» **Goal**:
Please print the full listing exactly.

□ □ □ □ □ □ □

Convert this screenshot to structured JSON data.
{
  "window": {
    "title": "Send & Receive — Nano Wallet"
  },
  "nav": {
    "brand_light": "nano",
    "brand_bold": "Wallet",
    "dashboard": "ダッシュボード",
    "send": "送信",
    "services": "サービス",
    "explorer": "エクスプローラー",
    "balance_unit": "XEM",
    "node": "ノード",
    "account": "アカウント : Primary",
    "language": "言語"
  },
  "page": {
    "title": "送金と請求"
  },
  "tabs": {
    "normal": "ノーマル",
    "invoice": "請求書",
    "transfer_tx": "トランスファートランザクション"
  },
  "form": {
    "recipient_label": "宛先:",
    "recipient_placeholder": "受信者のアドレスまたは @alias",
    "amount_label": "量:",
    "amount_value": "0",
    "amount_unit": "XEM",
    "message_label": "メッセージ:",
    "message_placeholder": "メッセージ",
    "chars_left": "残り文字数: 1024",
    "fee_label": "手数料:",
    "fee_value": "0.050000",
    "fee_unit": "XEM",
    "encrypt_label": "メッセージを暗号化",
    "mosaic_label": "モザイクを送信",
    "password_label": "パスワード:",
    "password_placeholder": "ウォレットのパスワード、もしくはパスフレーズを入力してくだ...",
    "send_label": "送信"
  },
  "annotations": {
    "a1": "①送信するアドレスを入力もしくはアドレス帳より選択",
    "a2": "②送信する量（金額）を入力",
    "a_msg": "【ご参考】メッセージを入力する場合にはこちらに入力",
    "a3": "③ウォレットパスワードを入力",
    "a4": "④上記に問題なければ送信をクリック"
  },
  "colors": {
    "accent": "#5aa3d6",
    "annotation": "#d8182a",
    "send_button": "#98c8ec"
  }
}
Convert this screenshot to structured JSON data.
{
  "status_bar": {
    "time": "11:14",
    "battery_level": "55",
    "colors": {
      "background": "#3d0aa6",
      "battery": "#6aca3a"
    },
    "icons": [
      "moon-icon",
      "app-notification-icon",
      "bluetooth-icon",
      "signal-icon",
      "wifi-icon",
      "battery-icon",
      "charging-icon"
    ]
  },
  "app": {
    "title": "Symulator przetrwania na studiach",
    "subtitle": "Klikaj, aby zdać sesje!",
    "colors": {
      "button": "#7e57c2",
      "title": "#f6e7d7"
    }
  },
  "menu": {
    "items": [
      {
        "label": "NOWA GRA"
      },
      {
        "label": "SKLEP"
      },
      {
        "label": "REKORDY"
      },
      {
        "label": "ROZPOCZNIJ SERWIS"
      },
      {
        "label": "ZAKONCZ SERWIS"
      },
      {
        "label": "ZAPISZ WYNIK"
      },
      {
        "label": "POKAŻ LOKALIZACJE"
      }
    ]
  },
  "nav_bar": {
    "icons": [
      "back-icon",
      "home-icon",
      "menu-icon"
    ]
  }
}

□ □ □ □ □ □ □

» **Complete answer**:
Convert this screenshot to structured JSON data.
{
  "window": {
    "title": "Send & Receive — Nano Wallet"
  },
  "nav": {
    "brand_light": "nano",
    "brand_bold": "Wallet",
    "dashboard": "ダッシュボード",
    "send": "送信",
    "services": "サービス",
    "explorer": "エクスプローラー",
    "balance_unit": "XEM",
    "node": "ノード",
    "account": "アカウント : Primary",
    "language": "言語"
  },
  "page": {
    "title": "送金と請求"
  },
  "tabs": {
    "normal": "ノーマル",
    "invoice": "請求書",
    "transfer_tx": "トランスファートランザクション"
  },
  "form": {
    "recipient_label": "宛先:",
    "recipient_placeholder": "受信者のアドレスまたは @alias",
    "amount_label": "量:",
    "amount_value": "0",
    "amount_unit": "XEM",
    "message_label": "メッセージ:",
    "message_placeholder": "メッセージ",
    "chars_left": "残り文字数: 1024",
    "fee_label": "手数料:",
    "fee_value": "0.050000",
    "fee_unit": "XEM",
    "encrypt_label": "メッセージを暗号化",
    "mosaic_label": "モザイクを送信",
    "password_label": "パスワード:",
    "password_placeholder": "ウォレットのパスワード、もしくはパスフレーズを入力してくだ...",
    "send_label": "送信"
  },
  "annotations": {
    "a1": "①送信するアドレスを入力もしくはアドレス帳より選択",
    "a2": "②送信する量（金額）を入力",
    "a_msg": "【ご参考】メッセージを入力する場合にはこちらに入力",
    "a3": "③ウォレットパスワードを入力",
    "a4": "④上記に問題なければ送信をクリック"
  },
  "colors": {
    "accent": "#5aa3d6",
    "annotation": "#d8182a",
    "send_button": "#98c8ec"
  }
}
Convert this screenshot to structured JSON data.
{
  "status_bar": {
    "time": "11:14",
    "battery_level": "55",
    "colors": {
      "background": "#3d0aa6",
      "battery": "#6aca3a"
    },
    "icons": [
      "moon-icon",
      "app-notification-icon",
      "bluetooth-icon",
      "signal-icon",
      "wifi-icon",
      "battery-icon",
      "charging-icon"
    ]
  },
  "app": {
    "title": "Symulator przetrwania na studiach",
    "subtitle": "Klikaj, aby zdać sesje!",
    "colors": {
      "button": "#7e57c2",
      "title": "#f6e7d7"
    }
  },
  "menu": {
    "items": [
      {
        "label": "NOWA GRA"
      },
      {
        "label": "SKLEP"
      },
      {
        "label": "REKORDY"
      },
      {
        "label": "ROZPOCZNIJ SERWIS"
      },
      {
        "label": "ZAKONCZ SERWIS"
      },
      {
        "label": "ZAPISZ WYNIK"
      },
      {
        "label": "POKAŻ LOKALIZACJE"
      }
    ]
  },
  "nav_bar": {
    "icons": [
      "back-icon",
      "home-icon",
      "menu-icon"
    ]
  }
}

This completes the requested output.